#### O QUE SE PEDE
Prossiga a notícia sobre a condenação do caçador pelo Tribunal de Vila Real, começando logo depois da última frase apresentada.

#### EXCERTO SELECIONADO
========================================
O Tribunal de Vila Real condenou esta quinta-feira a oito anos de prisão um caçador pelo homicídio negligente na forma grosseira de uma mulher que caminhava numa estrada perto da aldeia de Leirós.

O arguido foi condenado, em cúmulo jurídico, pelos crimes de homicídio negligente, na sua forma mais grave (grosseiro), omissão de auxílio e ainda um crime contra a preservação da fauna e das espécies cinegéticas.

O coletivo de juízes do Tribunal de Vila Real decidiu ainda condenar o caçador ao pagamento de uma indemnização de 250 mil euros à família da mulher de 28 anos que foi morta em 5 de julho de 2017, quando caminhava com uma amiga numa reta da Estrada Nacional (EN) 15 que liga à aldeia de Leirós, no concelho de Vila Real.

O coletivo deu como provado que o arguido estava a caçar perto da estrada nacional quando disparou contra um javali e atingiu a mulher, tendo abandonado o local, sem prestar auxílio à vítima.

Foi-lhe ainda retirada a carta de caçador, a licença de uso e porte de armas e as armas apreendidas ficam, por ordem do tribunal, perdidas a favor do Estado.

O arguido de 61 anos começou a ser julgado em 20 de fevereiro de 2020 acusado pelo Ministério Público dos crimes de homicídio qualificado, homicídio na forma tentada e ainda um crime contra a preservação da fauna e das espécies cinegéticas.
========================================
Entradas de dados guardadas
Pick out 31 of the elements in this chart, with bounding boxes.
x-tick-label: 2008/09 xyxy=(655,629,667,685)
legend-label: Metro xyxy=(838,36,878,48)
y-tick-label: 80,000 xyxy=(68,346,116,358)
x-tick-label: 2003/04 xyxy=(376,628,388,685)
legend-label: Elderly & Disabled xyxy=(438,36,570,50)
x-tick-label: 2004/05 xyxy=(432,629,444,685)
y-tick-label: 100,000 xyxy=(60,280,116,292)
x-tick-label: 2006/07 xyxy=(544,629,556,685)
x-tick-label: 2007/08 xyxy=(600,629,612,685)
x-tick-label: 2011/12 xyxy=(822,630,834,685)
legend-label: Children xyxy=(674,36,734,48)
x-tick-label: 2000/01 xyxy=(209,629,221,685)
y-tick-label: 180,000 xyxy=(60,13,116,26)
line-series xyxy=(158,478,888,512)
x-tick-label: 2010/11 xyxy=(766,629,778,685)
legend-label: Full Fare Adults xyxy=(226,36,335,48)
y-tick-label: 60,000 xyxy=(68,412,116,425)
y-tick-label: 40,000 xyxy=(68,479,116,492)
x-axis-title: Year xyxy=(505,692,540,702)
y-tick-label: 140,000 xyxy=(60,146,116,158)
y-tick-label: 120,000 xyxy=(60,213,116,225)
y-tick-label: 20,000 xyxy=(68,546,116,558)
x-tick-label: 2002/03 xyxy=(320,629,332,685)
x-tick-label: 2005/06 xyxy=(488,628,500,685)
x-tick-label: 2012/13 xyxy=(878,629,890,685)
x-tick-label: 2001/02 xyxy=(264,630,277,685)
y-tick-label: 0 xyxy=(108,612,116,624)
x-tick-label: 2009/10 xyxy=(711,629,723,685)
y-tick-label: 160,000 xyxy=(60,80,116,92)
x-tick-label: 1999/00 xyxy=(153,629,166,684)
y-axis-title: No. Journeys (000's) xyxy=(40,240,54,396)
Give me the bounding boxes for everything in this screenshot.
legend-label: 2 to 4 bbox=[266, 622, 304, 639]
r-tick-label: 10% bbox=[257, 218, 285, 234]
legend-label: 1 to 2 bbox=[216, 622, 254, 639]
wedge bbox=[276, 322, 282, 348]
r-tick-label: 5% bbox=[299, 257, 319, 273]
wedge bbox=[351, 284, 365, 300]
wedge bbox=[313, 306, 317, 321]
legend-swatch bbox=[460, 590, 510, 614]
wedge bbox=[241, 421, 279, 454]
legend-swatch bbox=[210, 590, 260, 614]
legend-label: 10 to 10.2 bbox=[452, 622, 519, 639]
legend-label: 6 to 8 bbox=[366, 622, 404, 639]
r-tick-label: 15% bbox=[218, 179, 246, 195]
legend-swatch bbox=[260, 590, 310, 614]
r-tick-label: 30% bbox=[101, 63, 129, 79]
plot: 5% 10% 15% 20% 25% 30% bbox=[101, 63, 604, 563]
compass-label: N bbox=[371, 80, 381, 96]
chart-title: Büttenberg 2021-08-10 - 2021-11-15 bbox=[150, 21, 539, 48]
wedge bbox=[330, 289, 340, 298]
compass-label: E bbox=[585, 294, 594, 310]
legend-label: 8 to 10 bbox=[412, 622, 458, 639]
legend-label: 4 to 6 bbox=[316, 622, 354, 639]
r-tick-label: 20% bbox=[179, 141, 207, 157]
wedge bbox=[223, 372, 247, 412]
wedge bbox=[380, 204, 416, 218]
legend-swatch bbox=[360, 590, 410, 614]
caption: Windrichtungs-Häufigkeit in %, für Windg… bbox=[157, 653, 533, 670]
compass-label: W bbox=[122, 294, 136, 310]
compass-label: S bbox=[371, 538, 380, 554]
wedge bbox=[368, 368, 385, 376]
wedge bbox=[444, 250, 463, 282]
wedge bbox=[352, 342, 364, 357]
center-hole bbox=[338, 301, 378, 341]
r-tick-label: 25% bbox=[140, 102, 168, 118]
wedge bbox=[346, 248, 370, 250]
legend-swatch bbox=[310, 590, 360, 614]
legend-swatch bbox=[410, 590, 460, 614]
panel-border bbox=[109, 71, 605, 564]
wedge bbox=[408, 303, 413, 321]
========================================
#### RESPOSTA AO EXERCÍCIO
Durante a leitura do acórdão, a presidente do coletivo de juízes teceu duras críticas à conduta do caçador, que andava à caça de forma proibida, num sítio proibido (perto da estrada nacional) e que, apesar de se ter apercebido de que tinha atingido a vítima, “abandonou o local” e “fez zero para a ajudar”.

O disparo atingiu a mulher de 28 anos que regressava de uma caminhada acompanhada por uma amiga. Ainda foi transportada para o hospital, mas acabou por morrer.

Durante o julgamento o arguido nunca prestou declarações, não mostrou arrependimento e nunca falou com os pais da vítima, de quem ainda é familiar afastado.

A juíza disse acreditar que o homem não teve intenção de matar, mas referiu ter a “certeza absoluta” que se “apercebeu imediatamente que atingiu alguém”, sublinhando a sua conduta negligente e de “uma gravidade enorme”.

Foi a atitude da maior negligência que já vi na minha vida”, disse a magistrada.

No final da leitura do acórdão, a defesa do arguido disse que vai recorrer para as instancias superiores.